#### [Short problem]
Locate each line below that includes "Figure" and reproduce it.

#### [Information given]
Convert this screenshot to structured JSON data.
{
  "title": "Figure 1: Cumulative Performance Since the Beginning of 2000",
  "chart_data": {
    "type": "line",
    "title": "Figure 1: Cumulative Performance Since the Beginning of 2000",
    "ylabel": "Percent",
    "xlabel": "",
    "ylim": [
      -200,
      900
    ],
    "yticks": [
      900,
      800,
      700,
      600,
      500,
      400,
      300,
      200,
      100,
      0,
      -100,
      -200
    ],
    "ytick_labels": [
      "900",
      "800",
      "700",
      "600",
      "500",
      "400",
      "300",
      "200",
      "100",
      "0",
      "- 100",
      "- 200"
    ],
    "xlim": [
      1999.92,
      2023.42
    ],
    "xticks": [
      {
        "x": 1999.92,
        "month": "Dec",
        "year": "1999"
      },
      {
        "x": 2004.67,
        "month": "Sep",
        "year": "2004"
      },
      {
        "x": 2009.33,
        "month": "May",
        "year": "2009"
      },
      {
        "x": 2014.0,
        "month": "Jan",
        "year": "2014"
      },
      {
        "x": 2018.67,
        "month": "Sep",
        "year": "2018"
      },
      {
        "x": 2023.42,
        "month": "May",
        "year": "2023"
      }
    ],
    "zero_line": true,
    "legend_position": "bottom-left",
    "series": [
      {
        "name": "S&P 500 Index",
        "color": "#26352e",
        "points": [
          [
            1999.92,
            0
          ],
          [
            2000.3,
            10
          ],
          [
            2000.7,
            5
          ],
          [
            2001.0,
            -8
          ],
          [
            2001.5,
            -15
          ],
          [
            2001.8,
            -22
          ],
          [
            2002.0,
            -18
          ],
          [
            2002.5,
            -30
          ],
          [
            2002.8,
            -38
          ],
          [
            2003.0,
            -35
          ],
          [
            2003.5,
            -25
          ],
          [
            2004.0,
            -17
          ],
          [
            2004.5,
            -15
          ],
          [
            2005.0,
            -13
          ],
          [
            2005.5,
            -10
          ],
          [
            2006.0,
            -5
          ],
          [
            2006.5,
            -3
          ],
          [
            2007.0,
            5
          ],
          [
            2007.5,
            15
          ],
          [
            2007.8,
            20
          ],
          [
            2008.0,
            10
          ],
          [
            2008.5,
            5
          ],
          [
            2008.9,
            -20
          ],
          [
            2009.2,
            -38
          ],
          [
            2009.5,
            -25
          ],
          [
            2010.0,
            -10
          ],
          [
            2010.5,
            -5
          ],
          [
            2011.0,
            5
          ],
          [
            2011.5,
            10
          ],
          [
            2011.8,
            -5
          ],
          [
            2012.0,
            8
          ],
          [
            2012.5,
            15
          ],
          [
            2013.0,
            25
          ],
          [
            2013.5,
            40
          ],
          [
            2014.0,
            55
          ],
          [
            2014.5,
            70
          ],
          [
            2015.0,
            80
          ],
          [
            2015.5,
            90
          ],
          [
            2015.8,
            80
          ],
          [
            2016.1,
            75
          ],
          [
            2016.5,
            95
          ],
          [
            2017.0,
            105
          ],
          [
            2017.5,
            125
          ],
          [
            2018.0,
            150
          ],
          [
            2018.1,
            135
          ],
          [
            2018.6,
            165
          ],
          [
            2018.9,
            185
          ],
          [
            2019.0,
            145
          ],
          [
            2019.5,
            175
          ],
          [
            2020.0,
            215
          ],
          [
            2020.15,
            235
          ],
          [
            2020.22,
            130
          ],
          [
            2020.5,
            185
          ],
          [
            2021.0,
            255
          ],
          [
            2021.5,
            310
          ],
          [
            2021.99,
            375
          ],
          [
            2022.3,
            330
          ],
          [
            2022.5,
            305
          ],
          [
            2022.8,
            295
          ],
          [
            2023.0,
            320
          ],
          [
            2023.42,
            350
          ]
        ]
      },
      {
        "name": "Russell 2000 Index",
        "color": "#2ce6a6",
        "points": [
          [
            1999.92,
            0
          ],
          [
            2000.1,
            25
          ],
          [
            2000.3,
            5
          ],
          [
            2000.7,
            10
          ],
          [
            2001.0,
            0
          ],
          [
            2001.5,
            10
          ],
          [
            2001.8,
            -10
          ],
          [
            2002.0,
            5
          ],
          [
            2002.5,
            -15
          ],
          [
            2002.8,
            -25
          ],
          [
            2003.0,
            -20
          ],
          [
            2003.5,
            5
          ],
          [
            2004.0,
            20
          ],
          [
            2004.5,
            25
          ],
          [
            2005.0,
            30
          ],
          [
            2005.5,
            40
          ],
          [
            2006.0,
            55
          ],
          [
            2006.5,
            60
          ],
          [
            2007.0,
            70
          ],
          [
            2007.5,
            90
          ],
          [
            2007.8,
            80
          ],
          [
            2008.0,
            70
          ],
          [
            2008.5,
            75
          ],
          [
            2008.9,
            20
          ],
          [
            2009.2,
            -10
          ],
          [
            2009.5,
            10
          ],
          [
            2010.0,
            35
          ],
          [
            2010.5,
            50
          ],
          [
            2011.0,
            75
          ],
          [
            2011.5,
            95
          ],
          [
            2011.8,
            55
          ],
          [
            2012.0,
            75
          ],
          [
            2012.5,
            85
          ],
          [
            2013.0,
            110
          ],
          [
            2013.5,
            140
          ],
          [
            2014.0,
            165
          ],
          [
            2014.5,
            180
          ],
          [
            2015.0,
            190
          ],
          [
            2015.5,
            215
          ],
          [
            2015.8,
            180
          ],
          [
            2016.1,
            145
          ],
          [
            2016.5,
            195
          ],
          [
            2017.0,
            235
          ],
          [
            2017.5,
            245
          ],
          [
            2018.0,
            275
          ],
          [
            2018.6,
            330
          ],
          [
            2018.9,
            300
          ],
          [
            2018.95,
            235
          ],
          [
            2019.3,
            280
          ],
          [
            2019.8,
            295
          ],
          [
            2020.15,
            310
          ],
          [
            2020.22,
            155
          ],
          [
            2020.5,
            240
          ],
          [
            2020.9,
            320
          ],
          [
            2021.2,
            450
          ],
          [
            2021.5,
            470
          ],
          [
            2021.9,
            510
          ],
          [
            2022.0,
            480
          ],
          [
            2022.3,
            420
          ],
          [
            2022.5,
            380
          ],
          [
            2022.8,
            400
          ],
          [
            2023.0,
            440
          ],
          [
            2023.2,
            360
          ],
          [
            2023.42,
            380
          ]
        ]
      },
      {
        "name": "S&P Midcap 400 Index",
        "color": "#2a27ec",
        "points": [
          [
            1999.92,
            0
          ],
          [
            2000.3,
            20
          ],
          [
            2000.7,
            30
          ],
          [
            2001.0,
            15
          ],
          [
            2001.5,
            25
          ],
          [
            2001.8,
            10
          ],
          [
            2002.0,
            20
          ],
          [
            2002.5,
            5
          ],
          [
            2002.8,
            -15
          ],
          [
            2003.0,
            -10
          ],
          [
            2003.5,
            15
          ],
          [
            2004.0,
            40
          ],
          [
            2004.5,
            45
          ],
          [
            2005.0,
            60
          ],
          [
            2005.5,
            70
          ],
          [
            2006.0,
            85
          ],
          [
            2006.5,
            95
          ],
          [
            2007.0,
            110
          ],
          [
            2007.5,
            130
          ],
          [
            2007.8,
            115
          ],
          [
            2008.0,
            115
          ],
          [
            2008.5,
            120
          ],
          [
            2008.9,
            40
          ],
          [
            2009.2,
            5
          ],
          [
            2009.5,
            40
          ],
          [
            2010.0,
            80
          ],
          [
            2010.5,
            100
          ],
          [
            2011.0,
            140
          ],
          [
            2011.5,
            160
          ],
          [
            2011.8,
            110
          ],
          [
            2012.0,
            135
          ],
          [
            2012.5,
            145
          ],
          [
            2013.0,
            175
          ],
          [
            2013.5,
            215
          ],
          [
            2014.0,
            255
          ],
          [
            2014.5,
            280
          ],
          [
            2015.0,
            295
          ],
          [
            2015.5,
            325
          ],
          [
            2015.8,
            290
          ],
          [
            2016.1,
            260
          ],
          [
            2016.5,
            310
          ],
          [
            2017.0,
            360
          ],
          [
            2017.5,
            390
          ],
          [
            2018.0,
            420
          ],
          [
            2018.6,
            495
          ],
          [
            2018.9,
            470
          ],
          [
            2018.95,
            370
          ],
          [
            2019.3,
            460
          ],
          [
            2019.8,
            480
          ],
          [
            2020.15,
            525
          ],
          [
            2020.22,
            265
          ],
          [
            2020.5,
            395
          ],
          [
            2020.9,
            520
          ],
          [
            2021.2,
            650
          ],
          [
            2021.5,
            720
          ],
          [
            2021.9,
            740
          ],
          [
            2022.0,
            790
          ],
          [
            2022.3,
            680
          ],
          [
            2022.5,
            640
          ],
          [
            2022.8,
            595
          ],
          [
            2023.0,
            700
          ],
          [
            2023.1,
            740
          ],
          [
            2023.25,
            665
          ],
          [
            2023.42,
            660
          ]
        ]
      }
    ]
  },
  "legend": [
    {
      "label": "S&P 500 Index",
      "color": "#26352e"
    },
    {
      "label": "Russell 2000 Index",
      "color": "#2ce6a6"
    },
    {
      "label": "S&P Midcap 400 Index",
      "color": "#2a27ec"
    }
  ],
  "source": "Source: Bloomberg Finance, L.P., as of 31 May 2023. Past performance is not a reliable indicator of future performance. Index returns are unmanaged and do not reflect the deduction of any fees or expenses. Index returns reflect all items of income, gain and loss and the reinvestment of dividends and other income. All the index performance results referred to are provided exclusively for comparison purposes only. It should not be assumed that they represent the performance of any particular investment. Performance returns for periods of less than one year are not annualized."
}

#### [Written response]
  "title": "Figure 1: Cumulative Performance Since the Beginning of 2000",
    "title": "Figure 1: Cumulative Performance Since the Beginning of 2000",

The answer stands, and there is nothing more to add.